-- Source material --
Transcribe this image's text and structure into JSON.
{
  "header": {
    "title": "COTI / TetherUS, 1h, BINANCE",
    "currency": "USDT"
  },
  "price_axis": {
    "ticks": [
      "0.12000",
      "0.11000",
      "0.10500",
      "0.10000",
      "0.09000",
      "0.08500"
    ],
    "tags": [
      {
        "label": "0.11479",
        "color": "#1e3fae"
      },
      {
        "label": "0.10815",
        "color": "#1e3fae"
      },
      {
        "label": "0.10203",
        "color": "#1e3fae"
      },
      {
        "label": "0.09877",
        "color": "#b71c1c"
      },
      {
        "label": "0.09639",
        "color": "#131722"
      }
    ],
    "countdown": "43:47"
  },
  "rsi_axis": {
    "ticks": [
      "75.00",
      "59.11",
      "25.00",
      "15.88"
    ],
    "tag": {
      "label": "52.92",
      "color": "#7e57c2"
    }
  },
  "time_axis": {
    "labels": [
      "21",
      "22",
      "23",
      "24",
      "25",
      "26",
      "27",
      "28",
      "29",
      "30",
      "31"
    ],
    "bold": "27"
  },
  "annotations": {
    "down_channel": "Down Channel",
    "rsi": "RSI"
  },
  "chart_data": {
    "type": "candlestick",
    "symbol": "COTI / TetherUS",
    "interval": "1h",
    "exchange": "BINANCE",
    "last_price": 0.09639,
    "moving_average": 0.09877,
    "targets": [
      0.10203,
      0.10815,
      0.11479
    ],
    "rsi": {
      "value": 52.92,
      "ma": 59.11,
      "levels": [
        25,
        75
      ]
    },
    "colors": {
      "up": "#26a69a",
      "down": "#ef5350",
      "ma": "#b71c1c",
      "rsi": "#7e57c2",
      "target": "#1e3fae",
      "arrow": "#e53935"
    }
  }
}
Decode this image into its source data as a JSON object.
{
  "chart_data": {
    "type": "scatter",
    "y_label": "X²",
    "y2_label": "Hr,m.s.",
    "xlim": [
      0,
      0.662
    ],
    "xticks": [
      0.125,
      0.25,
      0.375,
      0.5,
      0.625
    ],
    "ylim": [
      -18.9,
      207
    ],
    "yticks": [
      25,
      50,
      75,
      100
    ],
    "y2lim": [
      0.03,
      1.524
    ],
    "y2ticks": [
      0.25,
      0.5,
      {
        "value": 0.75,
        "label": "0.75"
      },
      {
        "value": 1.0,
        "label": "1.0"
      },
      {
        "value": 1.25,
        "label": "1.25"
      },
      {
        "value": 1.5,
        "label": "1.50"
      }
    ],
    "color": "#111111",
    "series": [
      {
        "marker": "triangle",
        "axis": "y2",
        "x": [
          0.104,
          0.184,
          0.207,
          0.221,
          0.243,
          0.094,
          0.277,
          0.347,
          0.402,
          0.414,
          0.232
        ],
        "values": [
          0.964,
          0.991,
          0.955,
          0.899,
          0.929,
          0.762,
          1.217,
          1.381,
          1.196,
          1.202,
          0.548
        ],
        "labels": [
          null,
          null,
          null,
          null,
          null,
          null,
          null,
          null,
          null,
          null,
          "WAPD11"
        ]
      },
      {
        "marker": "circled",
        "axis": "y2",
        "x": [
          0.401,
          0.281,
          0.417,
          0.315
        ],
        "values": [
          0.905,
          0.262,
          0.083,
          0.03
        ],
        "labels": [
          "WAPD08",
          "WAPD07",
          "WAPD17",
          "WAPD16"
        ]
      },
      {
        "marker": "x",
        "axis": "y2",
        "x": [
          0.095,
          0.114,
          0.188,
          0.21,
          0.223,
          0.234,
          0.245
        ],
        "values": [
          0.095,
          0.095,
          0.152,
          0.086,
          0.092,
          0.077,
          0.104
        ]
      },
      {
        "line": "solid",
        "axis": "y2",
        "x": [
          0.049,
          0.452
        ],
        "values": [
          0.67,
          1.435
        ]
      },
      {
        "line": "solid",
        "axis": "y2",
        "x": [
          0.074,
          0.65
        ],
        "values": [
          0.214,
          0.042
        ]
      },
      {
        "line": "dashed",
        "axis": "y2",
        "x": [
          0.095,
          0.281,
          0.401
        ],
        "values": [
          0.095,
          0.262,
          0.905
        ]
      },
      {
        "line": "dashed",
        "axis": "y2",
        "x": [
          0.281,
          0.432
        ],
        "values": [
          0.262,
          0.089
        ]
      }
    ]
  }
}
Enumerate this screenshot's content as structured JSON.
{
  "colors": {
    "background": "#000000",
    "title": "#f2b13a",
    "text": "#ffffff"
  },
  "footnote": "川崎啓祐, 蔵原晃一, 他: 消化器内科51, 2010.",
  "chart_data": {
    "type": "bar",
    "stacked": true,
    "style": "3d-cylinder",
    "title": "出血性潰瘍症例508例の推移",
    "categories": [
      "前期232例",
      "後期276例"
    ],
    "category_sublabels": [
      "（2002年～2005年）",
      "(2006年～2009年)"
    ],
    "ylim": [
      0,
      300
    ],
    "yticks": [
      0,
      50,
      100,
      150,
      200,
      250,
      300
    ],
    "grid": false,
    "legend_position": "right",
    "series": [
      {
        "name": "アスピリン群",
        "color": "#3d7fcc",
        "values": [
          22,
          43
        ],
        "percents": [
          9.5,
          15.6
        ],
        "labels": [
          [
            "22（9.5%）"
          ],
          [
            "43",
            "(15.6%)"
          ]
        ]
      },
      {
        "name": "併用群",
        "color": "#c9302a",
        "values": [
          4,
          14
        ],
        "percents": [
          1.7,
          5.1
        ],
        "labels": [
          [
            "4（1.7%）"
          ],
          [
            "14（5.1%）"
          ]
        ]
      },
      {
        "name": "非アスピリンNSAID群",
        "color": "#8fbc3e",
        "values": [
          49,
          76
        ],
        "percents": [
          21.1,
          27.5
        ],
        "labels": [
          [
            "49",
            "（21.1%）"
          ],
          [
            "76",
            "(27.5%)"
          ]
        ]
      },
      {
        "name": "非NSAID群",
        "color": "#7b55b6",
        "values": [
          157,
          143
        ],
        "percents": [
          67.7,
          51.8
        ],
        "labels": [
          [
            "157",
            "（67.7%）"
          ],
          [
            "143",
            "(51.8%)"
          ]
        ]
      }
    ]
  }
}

-- Set problem --
Determine how many lines of the entries above carry the string "this", and give that number alone.

-- Task response --
3